(Records from a collection of figures)
>> start

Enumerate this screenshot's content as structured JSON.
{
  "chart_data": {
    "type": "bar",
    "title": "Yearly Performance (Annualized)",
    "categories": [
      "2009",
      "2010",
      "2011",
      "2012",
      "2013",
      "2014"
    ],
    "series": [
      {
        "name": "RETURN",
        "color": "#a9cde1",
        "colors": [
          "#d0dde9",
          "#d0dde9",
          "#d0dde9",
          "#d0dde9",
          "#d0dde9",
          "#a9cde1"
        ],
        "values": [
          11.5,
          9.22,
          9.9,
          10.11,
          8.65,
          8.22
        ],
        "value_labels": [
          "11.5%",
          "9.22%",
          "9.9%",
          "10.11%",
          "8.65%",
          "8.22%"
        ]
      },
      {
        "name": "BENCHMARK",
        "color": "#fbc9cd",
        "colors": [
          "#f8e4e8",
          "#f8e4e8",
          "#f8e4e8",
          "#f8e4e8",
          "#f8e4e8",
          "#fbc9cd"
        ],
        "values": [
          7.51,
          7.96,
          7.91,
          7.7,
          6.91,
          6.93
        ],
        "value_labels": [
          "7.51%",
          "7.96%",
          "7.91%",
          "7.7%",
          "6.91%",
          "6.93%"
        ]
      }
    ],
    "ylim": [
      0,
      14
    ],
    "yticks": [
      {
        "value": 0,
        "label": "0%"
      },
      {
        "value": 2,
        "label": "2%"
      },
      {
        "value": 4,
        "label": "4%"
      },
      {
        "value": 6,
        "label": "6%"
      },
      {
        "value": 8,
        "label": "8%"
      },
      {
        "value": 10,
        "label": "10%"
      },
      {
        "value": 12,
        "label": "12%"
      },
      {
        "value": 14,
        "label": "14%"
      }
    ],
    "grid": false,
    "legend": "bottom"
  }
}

>> end

→ **WORK TO COMPLETE**
Take the entries above and transcribe them in full.

→ **FINAL ANSWER**
Enumerate this screenshot's content as structured JSON.
{
  "chart_data": {
    "type": "bar",
    "title": "Yearly Performance (Annualized)",
    "categories": [
      "2009",
      "2010",
      "2011",
      "2012",
      "2013",
      "2014"
    ],
    "series": [
      {
        "name": "RETURN",
        "color": "#a9cde1",
        "colors": [
          "#d0dde9",
          "#d0dde9",
          "#d0dde9",
          "#d0dde9",
          "#d0dde9",
          "#a9cde1"
        ],
        "values": [
          11.5,
          9.22,
          9.9,
          10.11,
          8.65,
          8.22
        ],
        "value_labels": [
          "11.5%",
          "9.22%",
          "9.9%",
          "10.11%",
          "8.65%",
          "8.22%"
        ]
      },
      {
        "name": "BENCHMARK",
        "color": "#fbc9cd",
        "colors": [
          "#f8e4e8",
          "#f8e4e8",
          "#f8e4e8",
          "#f8e4e8",
          "#f8e4e8",
          "#fbc9cd"
        ],
        "values": [
          7.51,
          7.96,
          7.91,
          7.7,
          6.91,
          6.93
        ],
        "value_labels": [
          "7.51%",
          "7.96%",
          "7.91%",
          "7.7%",
          "6.91%",
          "6.93%"
        ]
      }
    ],
    "ylim": [
      0,
      14
    ],
    "yticks": [
      {
        "value": 0,
        "label": "0%"
      },
      {
        "value": 2,
        "label": "2%"
      },
      {
        "value": 4,
        "label": "4%"
      },
      {
        "value": 6,
        "label": "6%"
      },
      {
        "value": 8,
        "label": "8%"
      },
      {
        "value": 10,
        "label": "10%"
      },
      {
        "value": 12,
        "label": "12%"
      },
      {
        "value": 14,
        "label": "14%"
      }
    ],
    "grid": false,
    "legend": "bottom"
  }
}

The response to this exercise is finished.